Records excerpted from a collection:
• • • •

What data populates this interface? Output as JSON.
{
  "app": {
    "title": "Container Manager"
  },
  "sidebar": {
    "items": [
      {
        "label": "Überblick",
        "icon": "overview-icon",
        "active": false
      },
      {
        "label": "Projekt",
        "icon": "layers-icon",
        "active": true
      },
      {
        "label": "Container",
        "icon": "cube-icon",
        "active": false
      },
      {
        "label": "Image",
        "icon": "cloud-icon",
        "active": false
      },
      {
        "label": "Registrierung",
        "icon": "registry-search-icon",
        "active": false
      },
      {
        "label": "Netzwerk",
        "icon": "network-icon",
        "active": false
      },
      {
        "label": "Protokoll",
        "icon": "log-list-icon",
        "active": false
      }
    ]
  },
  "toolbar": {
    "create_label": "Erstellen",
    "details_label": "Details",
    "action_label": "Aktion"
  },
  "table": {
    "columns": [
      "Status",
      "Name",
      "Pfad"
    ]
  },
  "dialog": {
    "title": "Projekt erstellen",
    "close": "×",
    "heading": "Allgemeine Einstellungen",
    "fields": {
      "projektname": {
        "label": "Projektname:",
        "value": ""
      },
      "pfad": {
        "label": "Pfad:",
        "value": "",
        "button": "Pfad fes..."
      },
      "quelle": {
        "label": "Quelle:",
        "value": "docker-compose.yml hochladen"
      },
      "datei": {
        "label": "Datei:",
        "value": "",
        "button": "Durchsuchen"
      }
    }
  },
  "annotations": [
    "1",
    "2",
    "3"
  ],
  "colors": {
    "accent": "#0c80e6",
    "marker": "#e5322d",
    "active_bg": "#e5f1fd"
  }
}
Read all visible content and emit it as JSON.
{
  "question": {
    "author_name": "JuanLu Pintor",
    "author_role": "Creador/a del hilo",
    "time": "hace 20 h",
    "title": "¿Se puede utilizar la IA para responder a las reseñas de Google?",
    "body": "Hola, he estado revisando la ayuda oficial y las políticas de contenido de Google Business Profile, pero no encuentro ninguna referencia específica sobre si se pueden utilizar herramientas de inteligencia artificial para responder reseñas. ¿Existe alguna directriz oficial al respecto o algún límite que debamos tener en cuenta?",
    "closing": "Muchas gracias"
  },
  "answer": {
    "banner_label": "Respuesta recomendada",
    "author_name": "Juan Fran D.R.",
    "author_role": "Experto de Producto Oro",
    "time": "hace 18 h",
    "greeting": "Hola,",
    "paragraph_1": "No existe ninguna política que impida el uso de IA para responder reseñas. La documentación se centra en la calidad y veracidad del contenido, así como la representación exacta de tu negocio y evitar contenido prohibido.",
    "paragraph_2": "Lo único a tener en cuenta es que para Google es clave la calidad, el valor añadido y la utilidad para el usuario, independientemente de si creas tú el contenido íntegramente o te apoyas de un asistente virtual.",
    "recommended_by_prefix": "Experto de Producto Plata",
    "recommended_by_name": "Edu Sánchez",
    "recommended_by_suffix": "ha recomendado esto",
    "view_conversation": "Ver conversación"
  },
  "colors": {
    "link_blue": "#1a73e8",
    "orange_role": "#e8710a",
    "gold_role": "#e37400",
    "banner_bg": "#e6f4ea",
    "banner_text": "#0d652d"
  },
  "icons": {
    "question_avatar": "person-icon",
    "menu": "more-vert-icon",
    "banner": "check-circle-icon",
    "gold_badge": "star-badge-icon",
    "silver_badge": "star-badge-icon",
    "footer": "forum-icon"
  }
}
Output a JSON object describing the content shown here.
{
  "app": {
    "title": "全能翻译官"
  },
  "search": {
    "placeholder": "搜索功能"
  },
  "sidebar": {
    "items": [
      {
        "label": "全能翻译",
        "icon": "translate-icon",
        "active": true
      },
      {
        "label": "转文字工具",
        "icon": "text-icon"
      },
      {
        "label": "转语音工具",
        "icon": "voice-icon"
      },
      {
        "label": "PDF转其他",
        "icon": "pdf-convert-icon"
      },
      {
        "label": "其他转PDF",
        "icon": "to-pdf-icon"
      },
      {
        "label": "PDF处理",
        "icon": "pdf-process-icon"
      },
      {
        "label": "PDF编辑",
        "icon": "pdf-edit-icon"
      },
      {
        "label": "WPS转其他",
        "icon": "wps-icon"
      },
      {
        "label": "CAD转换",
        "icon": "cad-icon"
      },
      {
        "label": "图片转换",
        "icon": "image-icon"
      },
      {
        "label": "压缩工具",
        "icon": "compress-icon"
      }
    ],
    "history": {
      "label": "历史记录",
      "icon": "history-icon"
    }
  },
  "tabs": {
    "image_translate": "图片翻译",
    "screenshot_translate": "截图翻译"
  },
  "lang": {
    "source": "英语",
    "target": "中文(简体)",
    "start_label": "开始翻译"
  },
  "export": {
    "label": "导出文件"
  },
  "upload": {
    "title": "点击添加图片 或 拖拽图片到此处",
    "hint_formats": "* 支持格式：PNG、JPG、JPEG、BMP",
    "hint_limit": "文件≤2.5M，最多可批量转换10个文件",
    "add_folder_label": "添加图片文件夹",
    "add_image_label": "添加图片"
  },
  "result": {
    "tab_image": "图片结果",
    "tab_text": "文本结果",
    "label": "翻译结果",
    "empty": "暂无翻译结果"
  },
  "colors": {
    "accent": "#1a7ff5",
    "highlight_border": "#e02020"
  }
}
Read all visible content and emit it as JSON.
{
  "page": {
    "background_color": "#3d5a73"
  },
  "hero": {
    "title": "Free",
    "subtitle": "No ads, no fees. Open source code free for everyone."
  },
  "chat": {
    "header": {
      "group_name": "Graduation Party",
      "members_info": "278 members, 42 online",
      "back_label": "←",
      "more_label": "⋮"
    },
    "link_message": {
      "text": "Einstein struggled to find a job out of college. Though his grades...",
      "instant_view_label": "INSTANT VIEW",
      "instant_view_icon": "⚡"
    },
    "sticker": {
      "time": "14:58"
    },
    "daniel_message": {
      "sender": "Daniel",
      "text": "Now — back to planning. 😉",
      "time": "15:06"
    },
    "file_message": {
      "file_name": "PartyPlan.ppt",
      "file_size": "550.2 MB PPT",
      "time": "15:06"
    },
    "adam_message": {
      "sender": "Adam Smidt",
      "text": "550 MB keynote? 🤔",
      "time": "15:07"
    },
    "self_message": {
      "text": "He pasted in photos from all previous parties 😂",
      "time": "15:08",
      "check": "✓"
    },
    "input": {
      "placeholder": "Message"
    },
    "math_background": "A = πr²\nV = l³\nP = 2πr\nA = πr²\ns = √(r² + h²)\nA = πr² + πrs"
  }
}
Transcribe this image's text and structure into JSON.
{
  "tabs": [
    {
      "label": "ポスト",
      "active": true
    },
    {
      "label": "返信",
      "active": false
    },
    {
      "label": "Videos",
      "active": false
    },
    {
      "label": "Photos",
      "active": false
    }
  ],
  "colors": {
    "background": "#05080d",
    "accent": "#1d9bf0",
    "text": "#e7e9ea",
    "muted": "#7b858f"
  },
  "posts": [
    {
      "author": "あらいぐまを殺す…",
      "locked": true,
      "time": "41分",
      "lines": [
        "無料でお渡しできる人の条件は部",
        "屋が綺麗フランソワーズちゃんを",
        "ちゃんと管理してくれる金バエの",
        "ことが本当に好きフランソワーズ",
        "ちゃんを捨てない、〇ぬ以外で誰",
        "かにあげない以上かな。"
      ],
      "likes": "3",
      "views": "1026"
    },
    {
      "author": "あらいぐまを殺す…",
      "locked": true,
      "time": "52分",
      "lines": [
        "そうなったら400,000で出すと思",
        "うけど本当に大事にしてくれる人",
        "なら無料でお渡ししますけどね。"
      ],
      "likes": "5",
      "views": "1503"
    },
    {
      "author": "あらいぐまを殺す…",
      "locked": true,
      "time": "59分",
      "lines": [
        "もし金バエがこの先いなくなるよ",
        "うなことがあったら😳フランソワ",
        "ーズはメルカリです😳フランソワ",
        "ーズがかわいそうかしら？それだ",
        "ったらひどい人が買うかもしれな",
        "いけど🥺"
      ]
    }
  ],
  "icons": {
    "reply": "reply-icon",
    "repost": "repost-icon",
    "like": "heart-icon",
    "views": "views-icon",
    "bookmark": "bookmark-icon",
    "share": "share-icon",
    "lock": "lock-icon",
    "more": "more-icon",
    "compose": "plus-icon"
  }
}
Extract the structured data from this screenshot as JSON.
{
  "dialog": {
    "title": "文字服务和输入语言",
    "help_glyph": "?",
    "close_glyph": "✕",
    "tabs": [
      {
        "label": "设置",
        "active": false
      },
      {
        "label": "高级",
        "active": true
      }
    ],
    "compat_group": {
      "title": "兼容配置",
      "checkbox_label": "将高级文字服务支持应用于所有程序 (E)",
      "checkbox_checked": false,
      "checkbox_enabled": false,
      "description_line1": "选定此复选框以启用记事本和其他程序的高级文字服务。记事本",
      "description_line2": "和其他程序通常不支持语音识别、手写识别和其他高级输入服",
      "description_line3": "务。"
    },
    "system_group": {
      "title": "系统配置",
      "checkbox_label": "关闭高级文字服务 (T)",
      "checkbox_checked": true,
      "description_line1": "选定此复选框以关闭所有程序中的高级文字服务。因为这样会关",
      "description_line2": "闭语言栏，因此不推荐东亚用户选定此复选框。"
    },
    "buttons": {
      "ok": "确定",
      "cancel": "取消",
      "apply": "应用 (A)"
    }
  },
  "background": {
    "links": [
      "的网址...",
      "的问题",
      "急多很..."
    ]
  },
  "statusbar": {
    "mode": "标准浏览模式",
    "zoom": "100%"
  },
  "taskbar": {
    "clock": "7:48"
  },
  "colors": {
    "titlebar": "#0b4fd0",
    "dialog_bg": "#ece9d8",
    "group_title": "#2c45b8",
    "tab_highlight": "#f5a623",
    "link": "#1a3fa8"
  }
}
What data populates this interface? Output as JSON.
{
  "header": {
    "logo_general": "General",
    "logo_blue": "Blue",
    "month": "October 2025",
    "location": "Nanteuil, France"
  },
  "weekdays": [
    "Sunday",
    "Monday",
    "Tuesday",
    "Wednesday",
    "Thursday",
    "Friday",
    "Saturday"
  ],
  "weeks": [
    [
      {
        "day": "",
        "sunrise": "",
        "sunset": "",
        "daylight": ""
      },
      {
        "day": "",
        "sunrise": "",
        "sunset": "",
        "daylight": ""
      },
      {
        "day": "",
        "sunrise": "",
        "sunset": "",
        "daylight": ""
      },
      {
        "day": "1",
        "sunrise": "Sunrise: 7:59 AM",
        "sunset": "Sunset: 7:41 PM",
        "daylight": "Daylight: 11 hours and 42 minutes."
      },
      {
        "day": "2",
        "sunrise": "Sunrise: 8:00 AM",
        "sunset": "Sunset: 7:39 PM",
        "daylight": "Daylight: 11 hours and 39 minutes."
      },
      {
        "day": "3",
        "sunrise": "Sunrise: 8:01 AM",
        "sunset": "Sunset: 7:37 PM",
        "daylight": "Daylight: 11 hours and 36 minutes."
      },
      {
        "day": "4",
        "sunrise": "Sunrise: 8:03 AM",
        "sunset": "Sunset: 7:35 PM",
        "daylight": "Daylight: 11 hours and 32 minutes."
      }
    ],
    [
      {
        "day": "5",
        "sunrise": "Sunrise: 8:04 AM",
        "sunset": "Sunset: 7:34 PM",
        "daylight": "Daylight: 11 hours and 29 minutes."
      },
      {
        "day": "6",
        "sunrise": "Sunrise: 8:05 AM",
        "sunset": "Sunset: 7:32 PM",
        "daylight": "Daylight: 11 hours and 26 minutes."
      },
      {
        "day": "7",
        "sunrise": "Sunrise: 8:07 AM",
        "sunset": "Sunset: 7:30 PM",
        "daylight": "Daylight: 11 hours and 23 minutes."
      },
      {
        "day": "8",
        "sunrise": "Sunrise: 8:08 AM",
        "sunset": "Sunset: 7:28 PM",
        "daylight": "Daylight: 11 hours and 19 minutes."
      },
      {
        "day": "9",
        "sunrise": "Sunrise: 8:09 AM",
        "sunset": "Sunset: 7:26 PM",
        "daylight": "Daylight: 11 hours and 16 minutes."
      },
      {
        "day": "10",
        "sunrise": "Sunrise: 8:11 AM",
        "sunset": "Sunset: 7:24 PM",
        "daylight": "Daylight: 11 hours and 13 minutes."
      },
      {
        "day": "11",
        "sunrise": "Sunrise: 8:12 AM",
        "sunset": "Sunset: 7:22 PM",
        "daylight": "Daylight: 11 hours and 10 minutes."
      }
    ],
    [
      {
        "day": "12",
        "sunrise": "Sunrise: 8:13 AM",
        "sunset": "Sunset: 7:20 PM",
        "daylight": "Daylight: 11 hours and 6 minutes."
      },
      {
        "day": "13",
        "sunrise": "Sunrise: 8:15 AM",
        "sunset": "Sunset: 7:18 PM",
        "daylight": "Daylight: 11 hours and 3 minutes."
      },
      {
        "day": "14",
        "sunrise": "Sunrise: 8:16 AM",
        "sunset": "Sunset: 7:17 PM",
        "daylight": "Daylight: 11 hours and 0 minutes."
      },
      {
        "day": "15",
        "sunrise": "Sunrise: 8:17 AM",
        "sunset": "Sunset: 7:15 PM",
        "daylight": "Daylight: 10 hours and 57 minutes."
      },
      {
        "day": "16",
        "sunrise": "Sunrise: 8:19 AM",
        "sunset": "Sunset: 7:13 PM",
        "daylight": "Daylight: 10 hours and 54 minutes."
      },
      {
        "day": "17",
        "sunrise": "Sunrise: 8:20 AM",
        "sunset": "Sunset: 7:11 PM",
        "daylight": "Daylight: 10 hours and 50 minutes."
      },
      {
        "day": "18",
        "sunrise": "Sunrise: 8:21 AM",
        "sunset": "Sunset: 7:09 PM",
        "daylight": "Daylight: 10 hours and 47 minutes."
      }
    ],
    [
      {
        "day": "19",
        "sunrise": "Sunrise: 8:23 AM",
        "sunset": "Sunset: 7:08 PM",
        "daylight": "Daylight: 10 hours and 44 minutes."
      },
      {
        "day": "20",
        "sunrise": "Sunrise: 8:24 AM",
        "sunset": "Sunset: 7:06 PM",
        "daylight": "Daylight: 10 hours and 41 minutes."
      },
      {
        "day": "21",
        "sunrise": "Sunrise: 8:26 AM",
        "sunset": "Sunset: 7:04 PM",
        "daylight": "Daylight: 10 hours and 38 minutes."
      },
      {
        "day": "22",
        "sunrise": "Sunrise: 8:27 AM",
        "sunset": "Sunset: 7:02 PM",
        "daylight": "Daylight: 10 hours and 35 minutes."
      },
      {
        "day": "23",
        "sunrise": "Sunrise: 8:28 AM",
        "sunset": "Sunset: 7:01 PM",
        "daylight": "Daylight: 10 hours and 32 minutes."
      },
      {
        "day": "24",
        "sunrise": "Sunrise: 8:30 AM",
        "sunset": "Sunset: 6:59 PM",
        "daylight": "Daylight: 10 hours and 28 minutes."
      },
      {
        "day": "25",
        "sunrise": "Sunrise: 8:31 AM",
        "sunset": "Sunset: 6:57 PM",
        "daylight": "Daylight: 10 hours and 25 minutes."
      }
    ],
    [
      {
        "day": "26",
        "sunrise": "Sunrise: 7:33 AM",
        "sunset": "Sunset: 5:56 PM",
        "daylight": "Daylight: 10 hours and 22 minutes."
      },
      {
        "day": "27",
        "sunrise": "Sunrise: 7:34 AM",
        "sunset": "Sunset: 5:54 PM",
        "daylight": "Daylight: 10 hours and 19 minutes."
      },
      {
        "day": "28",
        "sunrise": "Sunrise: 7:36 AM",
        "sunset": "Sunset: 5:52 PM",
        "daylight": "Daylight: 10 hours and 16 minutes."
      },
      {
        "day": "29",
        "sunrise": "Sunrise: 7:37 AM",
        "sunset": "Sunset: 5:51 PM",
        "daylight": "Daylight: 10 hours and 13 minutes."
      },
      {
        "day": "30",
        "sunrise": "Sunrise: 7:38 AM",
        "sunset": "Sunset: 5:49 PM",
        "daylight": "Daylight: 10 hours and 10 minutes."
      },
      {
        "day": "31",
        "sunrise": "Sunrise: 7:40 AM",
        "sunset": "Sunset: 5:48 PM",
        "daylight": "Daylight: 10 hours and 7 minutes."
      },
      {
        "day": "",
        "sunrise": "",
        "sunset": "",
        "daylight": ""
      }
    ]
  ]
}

• • • •

§ What to produce
Work through the data and report how many of its lines hold the word "para", giving only the figure.

§ Solution for this problem
4